**Aim:** Restate each line of the listing exactly, without carrying over any pictures.
..........
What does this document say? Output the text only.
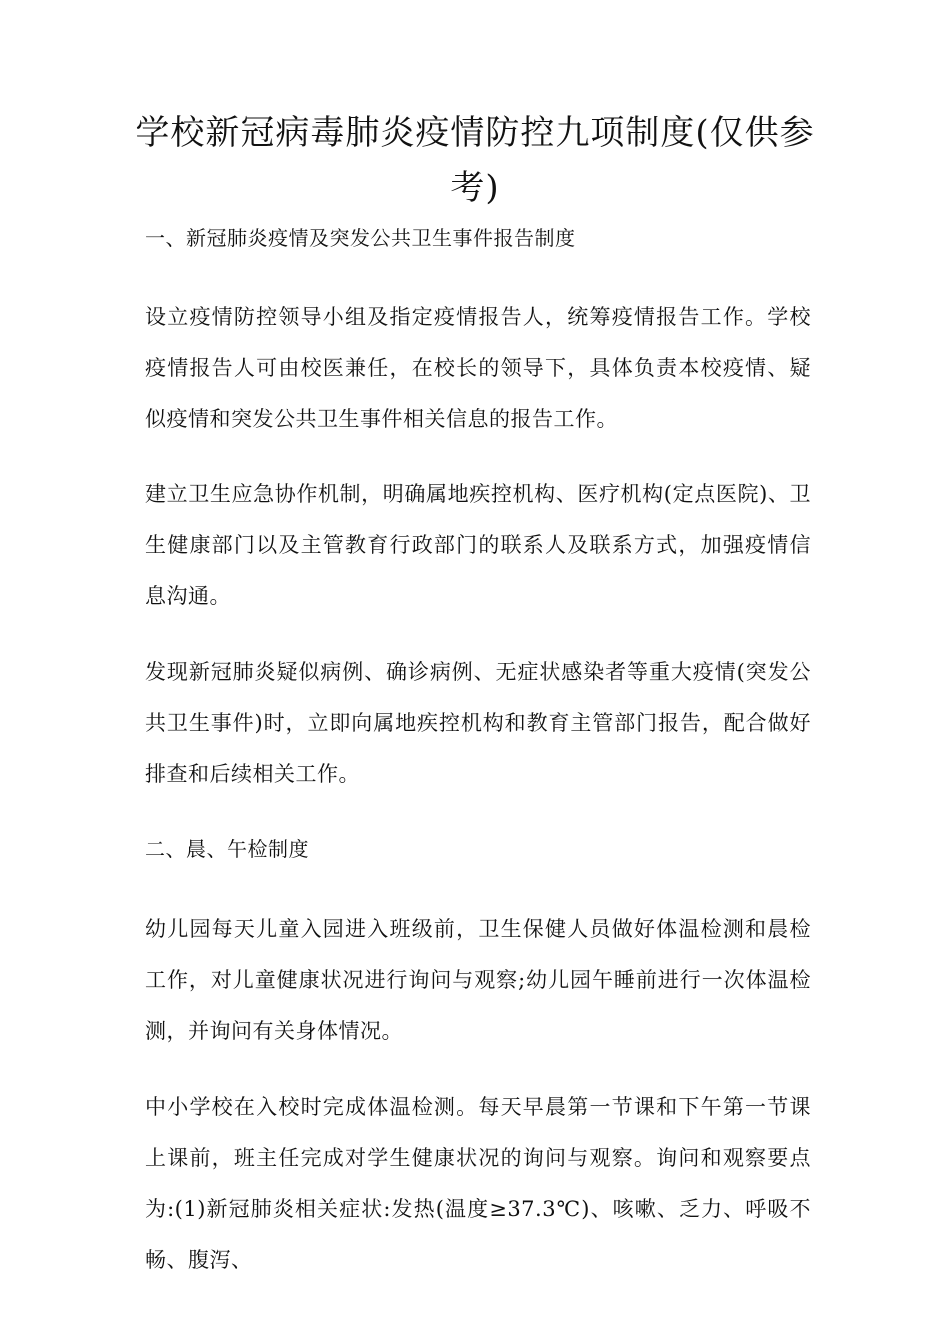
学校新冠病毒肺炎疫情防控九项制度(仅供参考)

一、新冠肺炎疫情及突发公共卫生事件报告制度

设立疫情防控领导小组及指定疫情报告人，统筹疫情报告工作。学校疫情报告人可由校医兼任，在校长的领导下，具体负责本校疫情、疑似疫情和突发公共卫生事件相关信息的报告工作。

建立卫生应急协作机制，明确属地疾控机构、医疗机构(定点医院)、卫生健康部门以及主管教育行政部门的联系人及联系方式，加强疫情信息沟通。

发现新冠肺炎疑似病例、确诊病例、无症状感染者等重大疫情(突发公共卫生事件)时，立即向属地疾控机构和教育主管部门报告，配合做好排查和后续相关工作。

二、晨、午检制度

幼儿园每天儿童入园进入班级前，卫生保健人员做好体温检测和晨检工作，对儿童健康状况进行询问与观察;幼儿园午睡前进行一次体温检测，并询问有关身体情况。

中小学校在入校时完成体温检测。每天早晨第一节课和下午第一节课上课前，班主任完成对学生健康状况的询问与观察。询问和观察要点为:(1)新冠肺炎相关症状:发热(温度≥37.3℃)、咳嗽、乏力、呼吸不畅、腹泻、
..........
**Problem solution:**
What does this document say? Output the text only.
学校新冠病毒肺炎疫情防控九项制度(仅供参考)

一、新冠肺炎疫情及突发公共卫生事件报告制度

设立疫情防控领导小组及指定疫情报告人，统筹疫情报告工作。学校疫情报告人可由校医兼任，在校长的领导下，具体负责本校疫情、疑似疫情和突发公共卫生事件相关信息的报告工作。

建立卫生应急协作机制，明确属地疾控机构、医疗机构(定点医院)、卫生健康部门以及主管教育行政部门的联系人及联系方式，加强疫情信息沟通。

发现新冠肺炎疑似病例、确诊病例、无症状感染者等重大疫情(突发公共卫生事件)时，立即向属地疾控机构和教育主管部门报告，配合做好排查和后续相关工作。

二、晨、午检制度

幼儿园每天儿童入园进入班级前，卫生保健人员做好体温检测和晨检工作，对儿童健康状况进行询问与观察;幼儿园午睡前进行一次体温检测，并询问有关身体情况。

中小学校在入校时完成体温检测。每天早晨第一节课和下午第一节课上课前，班主任完成对学生健康状况的询问与观察。询问和观察要点为:(1)新冠肺炎相关症状:发热(温度≥37.3℃)、咳嗽、乏力、呼吸不畅、腹泻、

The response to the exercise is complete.